> Testo fornito
⁂

Il grand malaise della sinistra francese

Di Aldo Cazzullo Lunedì 09 Gennaio 2017 16:49 Stampa

La Gauche francese vive un momento di grande difficoltà, di cui la rinuncia di Hollande a ricandidarsi per la presidenza è solo il più eclatante e recente segnale. Il rischio concreto è che non riesca ad arrivare al ballottaggio e che i suoi elettori siano costretti a scegliere, per l’elezione del prossimo presidente, tra la destra popolare di François Fillon, la destra populista di Marine Le Pen e l’astensione. Quella del Partito Socialista Francese è una crisi grave, che va inquadrata nel contesto più ampio della crisi della sinistra mondiale, considerata a torto o a ragione da una parte crescente dell’elettorato corresponsabile dell’impoverimento provocato in Occidente dalla globalizzazione. E in quello del “grand malaise” di un paese che non riconosce più se stesso e la propria identità. Che sente di non contare più nulla e di non essere più nulla.

⁂

> Dati
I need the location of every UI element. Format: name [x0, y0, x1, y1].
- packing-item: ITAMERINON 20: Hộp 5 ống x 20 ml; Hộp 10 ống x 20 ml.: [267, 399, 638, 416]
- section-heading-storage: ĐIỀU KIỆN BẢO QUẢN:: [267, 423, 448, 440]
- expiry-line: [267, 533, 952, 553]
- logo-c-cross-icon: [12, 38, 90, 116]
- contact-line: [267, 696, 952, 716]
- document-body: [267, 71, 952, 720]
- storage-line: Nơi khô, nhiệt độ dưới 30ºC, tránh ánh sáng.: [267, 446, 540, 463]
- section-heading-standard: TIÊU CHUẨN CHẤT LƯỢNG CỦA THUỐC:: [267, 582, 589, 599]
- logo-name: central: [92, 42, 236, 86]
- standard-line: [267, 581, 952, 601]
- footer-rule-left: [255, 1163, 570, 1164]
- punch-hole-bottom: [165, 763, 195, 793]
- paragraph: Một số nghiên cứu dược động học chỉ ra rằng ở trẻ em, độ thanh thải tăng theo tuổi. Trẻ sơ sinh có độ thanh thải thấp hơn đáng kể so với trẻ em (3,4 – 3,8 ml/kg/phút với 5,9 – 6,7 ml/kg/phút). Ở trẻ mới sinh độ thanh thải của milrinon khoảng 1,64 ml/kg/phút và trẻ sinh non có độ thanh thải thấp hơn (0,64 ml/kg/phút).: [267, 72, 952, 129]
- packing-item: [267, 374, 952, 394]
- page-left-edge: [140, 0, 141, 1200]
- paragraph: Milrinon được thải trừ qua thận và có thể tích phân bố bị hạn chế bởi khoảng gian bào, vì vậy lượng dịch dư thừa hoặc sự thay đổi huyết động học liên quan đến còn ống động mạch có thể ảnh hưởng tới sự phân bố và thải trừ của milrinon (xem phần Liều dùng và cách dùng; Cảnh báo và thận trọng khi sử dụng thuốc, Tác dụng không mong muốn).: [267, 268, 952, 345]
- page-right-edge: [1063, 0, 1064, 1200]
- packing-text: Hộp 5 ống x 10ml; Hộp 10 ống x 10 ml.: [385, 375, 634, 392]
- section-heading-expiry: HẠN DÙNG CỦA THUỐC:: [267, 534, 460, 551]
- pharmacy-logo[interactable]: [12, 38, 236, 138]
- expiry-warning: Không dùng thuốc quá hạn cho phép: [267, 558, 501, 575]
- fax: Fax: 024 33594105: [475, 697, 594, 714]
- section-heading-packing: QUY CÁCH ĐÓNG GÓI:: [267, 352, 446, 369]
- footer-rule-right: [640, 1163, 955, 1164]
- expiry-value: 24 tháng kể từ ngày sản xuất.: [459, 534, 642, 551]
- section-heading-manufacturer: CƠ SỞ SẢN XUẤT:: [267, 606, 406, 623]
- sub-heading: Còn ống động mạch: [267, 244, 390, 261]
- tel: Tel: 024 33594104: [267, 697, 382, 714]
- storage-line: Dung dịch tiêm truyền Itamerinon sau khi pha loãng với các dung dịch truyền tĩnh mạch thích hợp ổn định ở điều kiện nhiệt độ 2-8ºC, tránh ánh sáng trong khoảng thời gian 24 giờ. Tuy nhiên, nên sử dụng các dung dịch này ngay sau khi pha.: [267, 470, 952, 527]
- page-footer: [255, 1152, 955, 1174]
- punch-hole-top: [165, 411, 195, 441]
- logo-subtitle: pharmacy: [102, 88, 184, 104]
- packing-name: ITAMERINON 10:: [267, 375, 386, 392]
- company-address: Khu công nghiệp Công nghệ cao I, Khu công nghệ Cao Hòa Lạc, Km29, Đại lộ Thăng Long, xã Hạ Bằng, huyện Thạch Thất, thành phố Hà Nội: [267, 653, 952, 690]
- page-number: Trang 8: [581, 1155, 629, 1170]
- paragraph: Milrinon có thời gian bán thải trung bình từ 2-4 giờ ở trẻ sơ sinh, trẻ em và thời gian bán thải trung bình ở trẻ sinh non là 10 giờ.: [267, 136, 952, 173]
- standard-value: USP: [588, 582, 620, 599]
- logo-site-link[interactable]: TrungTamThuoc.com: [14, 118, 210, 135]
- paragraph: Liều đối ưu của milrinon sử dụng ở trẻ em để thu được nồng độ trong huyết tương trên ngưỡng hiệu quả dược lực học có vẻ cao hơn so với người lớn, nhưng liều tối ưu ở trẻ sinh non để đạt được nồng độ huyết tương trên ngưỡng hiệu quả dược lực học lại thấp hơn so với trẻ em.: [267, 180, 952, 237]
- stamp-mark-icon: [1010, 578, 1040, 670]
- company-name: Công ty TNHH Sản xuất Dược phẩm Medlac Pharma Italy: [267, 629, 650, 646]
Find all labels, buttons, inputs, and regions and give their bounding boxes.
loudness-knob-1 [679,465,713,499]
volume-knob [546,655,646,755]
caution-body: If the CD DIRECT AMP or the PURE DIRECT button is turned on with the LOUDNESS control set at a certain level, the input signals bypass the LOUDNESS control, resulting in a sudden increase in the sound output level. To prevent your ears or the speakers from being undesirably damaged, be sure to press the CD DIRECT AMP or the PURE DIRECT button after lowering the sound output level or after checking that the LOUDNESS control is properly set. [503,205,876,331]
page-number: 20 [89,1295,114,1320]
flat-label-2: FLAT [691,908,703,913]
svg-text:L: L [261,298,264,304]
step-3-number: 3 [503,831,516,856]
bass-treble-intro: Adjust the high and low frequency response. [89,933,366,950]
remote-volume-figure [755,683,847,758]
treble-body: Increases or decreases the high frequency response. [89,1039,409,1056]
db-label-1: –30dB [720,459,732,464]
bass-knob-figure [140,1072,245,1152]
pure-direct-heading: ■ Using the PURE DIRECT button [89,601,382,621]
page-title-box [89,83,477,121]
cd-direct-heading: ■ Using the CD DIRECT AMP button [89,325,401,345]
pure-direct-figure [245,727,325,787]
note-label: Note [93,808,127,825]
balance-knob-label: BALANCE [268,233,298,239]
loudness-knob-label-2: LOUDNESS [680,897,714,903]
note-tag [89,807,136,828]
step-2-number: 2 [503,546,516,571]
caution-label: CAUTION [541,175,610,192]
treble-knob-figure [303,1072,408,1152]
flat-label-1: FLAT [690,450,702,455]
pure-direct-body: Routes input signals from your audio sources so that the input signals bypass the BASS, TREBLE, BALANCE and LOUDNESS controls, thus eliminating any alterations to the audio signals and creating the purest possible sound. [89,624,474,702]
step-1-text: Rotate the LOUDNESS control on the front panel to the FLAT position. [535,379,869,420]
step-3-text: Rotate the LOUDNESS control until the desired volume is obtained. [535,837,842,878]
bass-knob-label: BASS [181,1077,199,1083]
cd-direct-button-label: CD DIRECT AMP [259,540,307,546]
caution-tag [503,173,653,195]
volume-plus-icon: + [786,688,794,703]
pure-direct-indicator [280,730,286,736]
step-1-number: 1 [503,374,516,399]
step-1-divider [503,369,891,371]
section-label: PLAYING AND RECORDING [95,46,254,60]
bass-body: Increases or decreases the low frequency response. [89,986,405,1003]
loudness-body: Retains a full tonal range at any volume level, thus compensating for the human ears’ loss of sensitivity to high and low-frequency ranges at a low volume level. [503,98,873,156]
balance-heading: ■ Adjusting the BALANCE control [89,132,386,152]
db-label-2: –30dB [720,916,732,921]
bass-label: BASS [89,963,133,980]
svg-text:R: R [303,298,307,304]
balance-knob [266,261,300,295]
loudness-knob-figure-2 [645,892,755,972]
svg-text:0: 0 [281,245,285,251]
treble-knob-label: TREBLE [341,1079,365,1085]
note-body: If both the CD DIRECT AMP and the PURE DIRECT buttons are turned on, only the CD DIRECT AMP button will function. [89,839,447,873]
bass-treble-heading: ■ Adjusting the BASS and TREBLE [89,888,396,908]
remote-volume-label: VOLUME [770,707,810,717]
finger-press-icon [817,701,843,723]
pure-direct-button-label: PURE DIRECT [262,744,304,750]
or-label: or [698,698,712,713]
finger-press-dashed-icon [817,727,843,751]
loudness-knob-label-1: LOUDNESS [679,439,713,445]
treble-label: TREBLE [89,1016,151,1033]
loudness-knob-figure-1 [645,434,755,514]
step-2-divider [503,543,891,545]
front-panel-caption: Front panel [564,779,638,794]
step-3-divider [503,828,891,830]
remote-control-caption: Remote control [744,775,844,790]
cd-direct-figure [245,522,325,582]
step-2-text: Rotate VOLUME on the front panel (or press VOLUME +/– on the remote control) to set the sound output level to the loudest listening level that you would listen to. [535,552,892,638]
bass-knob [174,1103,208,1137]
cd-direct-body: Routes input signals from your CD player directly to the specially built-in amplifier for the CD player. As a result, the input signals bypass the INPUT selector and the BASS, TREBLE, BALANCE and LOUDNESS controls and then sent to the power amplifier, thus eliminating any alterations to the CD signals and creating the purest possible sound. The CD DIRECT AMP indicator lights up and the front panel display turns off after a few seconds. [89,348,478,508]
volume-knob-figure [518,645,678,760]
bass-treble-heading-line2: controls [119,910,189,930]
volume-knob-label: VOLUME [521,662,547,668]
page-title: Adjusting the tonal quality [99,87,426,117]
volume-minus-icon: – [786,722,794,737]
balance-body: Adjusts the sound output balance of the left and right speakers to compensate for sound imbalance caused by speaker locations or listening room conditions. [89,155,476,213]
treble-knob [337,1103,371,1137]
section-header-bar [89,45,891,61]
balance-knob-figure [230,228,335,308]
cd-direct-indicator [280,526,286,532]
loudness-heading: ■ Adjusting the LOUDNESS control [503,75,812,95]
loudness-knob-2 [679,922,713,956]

⁂

> Istruzioni
- A) Modifica il testo sulla sinistra francese riportando il tratto che parte da "La Gauche francese" e prosegue fino a "essere più nulla.", con "Hollande" sostituito da "François Hollande".
- B) Elenca tutte le persone nominate nel testo sulla sinistra francese.

> Risposte ai compiti
- A)
La Gauche francese vive un momento di grande difficoltà, di cui la rinuncia di François Hollande a ricandidarsi per la presidenza è solo il più eclatante e recente segnale. Il rischio concreto è che non riesca ad arrivare al ballottaggio e che i suoi elettori siano costretti a scegliere, per l’elezione del prossimo presidente, tra la destra popolare di François Fillon, la destra populista di Marine Le Pen e l’astensione. Quella del Partito Socialista Francese è una crisi grave, che va inquadrata nel contesto più ampio della crisi della sinistra mondiale, considerata a torto o a ragione da una parte crescente dell’elettorato corresponsabile dell’impoverimento provocato in Occidente dalla globalizzazione. E in quello del “grand malaise” di un paese che non riconosce più se stesso e la propria identità. Che sente di non contare più nulla e di non essere più nulla.

- B)
Aldo Cazzullo
Hollande
François Fillon
Marine Le Pen